■ **Provided data**:

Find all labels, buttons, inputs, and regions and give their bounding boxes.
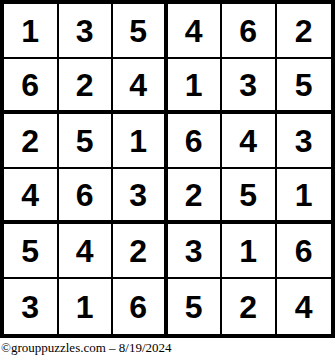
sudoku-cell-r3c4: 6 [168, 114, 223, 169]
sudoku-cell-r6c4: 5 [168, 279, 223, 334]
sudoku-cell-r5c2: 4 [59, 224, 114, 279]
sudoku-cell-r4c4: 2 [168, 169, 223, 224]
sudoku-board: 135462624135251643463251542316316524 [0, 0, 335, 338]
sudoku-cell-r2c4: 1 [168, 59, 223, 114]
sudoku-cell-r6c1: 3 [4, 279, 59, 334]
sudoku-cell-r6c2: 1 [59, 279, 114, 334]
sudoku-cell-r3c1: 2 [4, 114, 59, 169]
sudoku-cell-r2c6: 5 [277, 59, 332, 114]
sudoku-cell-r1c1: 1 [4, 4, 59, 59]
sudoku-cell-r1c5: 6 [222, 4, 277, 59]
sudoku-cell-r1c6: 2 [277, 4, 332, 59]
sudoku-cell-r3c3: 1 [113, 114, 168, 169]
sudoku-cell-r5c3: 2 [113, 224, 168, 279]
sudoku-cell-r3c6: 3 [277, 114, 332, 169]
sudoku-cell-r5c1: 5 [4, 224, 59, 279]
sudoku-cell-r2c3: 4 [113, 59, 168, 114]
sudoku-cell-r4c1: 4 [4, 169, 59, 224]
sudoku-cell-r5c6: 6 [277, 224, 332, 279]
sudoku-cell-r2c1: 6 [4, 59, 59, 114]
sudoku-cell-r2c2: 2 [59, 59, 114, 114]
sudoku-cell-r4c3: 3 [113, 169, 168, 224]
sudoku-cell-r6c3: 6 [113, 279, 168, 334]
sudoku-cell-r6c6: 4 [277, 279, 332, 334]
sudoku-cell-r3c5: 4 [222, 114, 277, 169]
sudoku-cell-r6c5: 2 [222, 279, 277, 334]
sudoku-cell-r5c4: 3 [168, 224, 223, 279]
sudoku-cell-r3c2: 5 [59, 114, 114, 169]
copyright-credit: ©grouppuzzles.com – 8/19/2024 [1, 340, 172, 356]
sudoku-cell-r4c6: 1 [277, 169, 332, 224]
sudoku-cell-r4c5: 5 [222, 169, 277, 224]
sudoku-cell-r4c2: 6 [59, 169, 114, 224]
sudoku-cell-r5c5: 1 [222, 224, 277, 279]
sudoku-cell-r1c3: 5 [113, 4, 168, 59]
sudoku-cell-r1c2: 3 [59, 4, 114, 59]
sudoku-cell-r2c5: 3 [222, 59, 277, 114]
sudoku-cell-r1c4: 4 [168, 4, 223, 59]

■ **Exercise details**: Can you transcribe every line of the records above exactly as it stands, omitting the pictures?

■ **Output**:
Find all labels, buttons, inputs, and regions and give their bounding boxes.
sudoku-cell-r3c4: 6 [168, 114, 223, 169]
sudoku-cell-r6c4: 5 [168, 279, 223, 334]
sudoku-cell-r5c2: 4 [59, 224, 114, 279]
sudoku-cell-r4c4: 2 [168, 169, 223, 224]
sudoku-board: 135462624135251643463251542316316524 [0, 0, 335, 338]
sudoku-cell-r2c4: 1 [168, 59, 223, 114]
sudoku-cell-r6c1: 3 [4, 279, 59, 334]
sudoku-cell-r6c2: 1 [59, 279, 114, 334]
sudoku-cell-r3c1: 2 [4, 114, 59, 169]
sudoku-cell-r2c6: 5 [277, 59, 332, 114]
sudoku-cell-r1c1: 1 [4, 4, 59, 59]
sudoku-cell-r1c5: 6 [222, 4, 277, 59]
sudoku-cell-r1c6: 2 [277, 4, 332, 59]
sudoku-cell-r3c3: 1 [113, 114, 168, 169]
sudoku-cell-r5c3: 2 [113, 224, 168, 279]
sudoku-cell-r3c6: 3 [277, 114, 332, 169]
sudoku-cell-r5c1: 5 [4, 224, 59, 279]
sudoku-cell-r2c3: 4 [113, 59, 168, 114]
sudoku-cell-r4c1: 4 [4, 169, 59, 224]
sudoku-cell-r5c6: 6 [277, 224, 332, 279]
sudoku-cell-r2c1: 6 [4, 59, 59, 114]
sudoku-cell-r2c2: 2 [59, 59, 114, 114]
sudoku-cell-r4c3: 3 [113, 169, 168, 224]
sudoku-cell-r6c3: 6 [113, 279, 168, 334]
sudoku-cell-r6c6: 4 [277, 279, 332, 334]
sudoku-cell-r3c5: 4 [222, 114, 277, 169]
sudoku-cell-r6c5: 2 [222, 279, 277, 334]
sudoku-cell-r5c4: 3 [168, 224, 223, 279]
sudoku-cell-r3c2: 5 [59, 114, 114, 169]
copyright-credit: ©grouppuzzles.com – 8/19/2024 [1, 340, 172, 356]
sudoku-cell-r4c6: 1 [277, 169, 332, 224]
sudoku-cell-r4c5: 5 [222, 169, 277, 224]
sudoku-cell-r4c2: 6 [59, 169, 114, 224]
sudoku-cell-r5c5: 1 [222, 224, 277, 279]
sudoku-cell-r1c3: 5 [113, 4, 168, 59]
sudoku-cell-r1c2: 3 [59, 4, 114, 59]
sudoku-cell-r2c5: 3 [222, 59, 277, 114]
sudoku-cell-r1c4: 4 [168, 4, 223, 59]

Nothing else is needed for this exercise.